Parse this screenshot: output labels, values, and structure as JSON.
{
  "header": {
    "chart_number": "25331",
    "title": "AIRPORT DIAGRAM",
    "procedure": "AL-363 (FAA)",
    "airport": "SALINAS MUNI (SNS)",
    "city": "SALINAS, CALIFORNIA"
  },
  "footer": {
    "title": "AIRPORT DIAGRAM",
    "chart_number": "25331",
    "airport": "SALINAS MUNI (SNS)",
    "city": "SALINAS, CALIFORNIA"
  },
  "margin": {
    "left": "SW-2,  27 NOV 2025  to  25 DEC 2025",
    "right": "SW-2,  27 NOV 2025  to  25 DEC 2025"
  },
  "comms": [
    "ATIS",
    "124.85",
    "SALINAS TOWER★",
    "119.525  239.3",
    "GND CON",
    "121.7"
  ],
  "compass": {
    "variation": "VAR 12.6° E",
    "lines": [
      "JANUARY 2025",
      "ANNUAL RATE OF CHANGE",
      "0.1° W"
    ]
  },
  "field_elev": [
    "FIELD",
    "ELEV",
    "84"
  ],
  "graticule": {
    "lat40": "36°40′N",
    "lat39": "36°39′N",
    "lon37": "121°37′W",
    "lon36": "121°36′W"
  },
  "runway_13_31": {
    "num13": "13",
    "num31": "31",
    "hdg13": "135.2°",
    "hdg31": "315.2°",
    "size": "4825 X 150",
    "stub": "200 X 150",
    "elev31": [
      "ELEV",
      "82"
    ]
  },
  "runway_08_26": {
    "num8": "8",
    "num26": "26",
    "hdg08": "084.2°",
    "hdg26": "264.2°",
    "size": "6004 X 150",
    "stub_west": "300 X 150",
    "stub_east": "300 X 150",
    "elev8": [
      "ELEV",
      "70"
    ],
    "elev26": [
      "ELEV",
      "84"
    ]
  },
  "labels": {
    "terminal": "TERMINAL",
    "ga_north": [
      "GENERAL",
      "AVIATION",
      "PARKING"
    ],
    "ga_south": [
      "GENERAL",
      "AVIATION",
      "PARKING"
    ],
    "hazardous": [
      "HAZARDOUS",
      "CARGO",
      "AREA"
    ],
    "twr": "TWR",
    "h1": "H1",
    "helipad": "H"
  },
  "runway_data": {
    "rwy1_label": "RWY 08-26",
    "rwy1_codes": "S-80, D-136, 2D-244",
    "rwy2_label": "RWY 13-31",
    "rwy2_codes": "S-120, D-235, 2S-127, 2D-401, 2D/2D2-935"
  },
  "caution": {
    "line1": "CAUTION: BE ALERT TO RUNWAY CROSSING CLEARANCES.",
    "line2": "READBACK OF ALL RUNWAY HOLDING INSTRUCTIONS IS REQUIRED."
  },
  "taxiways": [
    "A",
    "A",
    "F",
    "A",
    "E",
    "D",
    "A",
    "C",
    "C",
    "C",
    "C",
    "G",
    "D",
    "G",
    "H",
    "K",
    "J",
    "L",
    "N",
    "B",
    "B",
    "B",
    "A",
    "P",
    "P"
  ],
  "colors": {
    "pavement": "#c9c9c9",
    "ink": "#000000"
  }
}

━━━

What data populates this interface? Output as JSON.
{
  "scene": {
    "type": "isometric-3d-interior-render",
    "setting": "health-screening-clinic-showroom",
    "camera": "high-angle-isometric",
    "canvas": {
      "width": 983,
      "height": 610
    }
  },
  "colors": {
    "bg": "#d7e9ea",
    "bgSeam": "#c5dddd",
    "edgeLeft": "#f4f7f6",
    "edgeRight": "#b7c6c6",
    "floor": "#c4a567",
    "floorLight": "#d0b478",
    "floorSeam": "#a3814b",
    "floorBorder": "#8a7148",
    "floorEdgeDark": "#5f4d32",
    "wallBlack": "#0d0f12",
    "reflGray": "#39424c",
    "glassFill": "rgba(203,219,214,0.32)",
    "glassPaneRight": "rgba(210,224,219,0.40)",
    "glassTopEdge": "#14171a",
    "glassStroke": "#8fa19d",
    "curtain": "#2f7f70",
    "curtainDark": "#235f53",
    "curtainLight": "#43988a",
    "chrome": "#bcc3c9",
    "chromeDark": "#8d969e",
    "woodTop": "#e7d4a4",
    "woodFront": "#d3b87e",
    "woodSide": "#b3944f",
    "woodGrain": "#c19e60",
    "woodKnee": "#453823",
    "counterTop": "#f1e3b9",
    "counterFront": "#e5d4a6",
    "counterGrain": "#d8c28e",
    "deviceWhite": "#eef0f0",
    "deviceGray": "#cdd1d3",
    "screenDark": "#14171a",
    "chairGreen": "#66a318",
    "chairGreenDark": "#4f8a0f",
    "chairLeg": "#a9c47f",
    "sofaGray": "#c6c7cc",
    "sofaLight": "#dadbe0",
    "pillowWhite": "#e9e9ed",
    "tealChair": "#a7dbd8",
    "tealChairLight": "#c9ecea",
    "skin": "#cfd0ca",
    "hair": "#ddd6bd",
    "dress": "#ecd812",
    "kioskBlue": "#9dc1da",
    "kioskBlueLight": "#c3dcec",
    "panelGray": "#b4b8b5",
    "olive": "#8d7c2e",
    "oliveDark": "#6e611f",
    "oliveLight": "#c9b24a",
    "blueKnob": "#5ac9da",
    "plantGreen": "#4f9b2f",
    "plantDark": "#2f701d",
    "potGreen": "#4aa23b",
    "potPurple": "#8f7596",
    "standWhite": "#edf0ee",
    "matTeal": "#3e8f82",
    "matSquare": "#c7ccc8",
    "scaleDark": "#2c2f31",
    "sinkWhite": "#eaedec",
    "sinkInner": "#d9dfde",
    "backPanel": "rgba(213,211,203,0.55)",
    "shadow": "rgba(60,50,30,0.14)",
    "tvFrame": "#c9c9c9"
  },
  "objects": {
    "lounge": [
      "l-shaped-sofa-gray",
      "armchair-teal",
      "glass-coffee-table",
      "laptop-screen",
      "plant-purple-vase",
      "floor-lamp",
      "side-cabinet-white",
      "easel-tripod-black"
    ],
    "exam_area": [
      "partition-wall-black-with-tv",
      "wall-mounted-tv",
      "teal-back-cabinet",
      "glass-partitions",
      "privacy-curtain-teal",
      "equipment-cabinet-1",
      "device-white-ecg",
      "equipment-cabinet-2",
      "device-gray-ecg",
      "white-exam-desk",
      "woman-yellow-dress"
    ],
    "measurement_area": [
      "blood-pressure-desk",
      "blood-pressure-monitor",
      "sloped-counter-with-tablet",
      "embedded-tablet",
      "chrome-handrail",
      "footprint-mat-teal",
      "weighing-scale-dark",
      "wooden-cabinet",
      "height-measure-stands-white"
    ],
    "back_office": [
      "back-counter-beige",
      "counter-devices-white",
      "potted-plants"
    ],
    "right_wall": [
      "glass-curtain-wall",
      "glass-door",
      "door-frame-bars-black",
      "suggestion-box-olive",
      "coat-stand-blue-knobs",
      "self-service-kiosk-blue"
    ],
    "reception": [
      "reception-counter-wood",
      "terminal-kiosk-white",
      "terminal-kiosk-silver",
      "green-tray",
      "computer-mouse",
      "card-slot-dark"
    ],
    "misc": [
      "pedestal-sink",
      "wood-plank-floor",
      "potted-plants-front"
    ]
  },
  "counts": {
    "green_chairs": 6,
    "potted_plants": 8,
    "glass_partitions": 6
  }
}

━━━

**WORK TO BE COMPLETED:**
Locate the string "JSON" in the listing above and copy every line where it occurs.

**WRITTEN ANSWER:**
Parse this screenshot: output labels, values, and structure as JSON.
What data populates this interface? Output as JSON.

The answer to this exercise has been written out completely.